** start of Material provided **
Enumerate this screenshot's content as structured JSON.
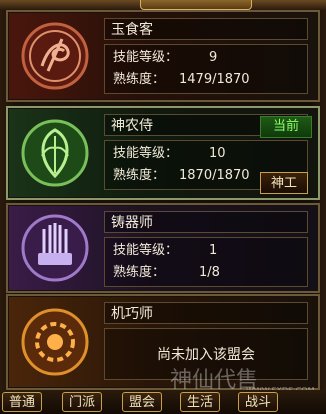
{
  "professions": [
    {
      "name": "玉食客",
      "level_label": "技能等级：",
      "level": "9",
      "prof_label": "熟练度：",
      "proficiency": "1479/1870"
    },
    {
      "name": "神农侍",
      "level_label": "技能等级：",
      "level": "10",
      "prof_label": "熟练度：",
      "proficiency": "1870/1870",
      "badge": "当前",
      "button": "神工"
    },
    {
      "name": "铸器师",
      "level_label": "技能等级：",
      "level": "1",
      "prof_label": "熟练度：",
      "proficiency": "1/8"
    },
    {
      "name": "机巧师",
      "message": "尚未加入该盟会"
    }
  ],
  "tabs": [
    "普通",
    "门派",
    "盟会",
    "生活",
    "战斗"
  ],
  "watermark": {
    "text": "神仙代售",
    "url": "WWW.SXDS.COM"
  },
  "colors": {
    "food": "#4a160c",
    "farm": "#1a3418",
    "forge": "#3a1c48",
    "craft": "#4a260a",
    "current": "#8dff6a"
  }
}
** end of Material provided **
**Instruction:**
Identify every line above with the string "proficiency" in it. Copy those lines.

**Task solution:**
      "proficiency": "1479/1870"
      "proficiency": "1870/1870",
      "proficiency": "1/8"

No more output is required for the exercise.